**Aim**:
Scan the material for the word "ylabel", and copy each line where it shows up.

**Exercise input**:
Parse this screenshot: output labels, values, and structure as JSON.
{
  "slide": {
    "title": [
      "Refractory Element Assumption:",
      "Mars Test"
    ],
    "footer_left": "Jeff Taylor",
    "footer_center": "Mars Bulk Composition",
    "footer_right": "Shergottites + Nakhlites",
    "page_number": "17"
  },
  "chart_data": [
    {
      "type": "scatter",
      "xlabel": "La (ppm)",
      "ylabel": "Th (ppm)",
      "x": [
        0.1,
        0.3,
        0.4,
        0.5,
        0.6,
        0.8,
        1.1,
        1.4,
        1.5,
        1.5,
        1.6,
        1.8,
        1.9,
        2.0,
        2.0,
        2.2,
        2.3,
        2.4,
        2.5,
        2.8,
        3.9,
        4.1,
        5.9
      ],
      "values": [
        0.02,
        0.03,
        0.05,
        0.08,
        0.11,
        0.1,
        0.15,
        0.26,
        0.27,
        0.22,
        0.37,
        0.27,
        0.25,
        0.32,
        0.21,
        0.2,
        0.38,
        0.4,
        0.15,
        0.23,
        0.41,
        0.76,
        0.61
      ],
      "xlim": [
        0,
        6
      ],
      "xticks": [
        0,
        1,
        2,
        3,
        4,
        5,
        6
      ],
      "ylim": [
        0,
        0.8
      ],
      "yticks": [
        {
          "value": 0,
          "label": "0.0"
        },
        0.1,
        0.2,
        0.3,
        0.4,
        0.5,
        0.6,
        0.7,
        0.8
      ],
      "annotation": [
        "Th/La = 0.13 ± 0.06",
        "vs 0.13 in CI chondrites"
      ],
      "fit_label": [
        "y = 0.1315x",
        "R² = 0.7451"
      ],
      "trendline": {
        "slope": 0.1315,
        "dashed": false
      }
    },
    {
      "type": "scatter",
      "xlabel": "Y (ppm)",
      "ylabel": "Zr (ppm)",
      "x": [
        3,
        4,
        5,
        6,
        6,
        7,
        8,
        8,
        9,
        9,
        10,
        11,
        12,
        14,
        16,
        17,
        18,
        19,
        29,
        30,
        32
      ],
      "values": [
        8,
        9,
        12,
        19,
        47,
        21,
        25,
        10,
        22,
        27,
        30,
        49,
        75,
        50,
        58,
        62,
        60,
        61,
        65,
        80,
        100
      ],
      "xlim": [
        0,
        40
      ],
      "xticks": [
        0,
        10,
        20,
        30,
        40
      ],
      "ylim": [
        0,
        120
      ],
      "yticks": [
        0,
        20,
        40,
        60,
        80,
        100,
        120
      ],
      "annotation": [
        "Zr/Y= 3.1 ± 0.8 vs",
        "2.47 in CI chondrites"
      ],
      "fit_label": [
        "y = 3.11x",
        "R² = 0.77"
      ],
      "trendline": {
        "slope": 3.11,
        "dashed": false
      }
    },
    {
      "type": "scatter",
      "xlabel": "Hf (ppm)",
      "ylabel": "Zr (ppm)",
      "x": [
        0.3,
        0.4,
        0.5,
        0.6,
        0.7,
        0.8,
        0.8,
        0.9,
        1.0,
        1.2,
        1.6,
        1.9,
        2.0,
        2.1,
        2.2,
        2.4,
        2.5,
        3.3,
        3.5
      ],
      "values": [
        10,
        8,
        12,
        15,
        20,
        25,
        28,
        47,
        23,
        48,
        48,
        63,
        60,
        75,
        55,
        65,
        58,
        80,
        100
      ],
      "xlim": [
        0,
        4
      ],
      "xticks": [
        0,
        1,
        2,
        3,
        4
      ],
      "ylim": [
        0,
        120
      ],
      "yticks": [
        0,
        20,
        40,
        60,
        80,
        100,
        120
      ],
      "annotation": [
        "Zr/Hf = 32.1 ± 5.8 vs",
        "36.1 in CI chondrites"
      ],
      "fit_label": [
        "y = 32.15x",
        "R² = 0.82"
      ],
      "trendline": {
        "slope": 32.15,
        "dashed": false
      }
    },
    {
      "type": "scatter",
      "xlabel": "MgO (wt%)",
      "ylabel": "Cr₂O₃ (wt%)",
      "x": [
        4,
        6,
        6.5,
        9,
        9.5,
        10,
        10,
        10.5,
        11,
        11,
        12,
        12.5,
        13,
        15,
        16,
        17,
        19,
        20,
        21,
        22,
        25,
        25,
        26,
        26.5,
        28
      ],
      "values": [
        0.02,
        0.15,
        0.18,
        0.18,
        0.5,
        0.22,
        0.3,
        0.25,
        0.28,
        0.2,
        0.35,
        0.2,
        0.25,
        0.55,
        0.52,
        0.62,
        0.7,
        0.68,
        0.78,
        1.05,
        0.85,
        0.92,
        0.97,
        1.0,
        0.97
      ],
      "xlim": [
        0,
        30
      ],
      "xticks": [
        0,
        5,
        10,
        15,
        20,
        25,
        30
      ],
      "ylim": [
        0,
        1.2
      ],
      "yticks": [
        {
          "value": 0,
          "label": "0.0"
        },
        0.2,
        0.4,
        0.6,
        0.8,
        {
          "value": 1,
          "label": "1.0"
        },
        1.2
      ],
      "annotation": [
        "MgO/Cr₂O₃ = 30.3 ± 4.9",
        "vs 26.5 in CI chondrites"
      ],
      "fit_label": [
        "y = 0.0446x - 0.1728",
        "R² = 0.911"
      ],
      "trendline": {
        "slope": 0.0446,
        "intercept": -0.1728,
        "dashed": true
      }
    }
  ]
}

**Full answer**:
      "ylabel": "Th (ppm)",
      "ylabel": "Zr (ppm)",
      "ylabel": "Zr (ppm)",
      "ylabel": "Cr₂O₃ (wt%)",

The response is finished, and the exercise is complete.